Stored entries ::
★ ★ ★ ★
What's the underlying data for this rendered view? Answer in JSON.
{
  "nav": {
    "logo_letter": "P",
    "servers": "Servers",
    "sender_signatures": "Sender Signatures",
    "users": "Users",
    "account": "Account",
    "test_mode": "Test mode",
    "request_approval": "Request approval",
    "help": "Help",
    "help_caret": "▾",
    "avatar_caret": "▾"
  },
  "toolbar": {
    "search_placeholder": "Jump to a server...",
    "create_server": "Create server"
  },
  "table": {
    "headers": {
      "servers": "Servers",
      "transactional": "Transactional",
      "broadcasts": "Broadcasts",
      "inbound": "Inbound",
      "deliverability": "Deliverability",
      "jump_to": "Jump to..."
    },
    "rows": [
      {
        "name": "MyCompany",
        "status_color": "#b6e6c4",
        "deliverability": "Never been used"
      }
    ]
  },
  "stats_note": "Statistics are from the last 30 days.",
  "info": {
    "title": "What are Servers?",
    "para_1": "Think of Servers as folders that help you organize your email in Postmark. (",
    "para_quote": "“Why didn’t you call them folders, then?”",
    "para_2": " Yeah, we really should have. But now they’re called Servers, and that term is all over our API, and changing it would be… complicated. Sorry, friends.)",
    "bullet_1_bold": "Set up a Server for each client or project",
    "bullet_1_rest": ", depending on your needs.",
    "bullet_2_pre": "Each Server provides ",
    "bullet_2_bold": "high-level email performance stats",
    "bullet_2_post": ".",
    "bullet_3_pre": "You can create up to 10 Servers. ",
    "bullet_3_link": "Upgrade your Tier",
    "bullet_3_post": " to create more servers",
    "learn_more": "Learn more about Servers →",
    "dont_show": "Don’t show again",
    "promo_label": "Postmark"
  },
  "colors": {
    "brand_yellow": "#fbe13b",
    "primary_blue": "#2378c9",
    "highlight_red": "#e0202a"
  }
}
★ ★ ★ ★
What the exercise asks :: Collect the lines of the records that include the string "Postmark".

Full answer ::
    "para_1": "Think of Servers as folders that help you organize your email in Postmark. (",
    "promo_label": "Postmark"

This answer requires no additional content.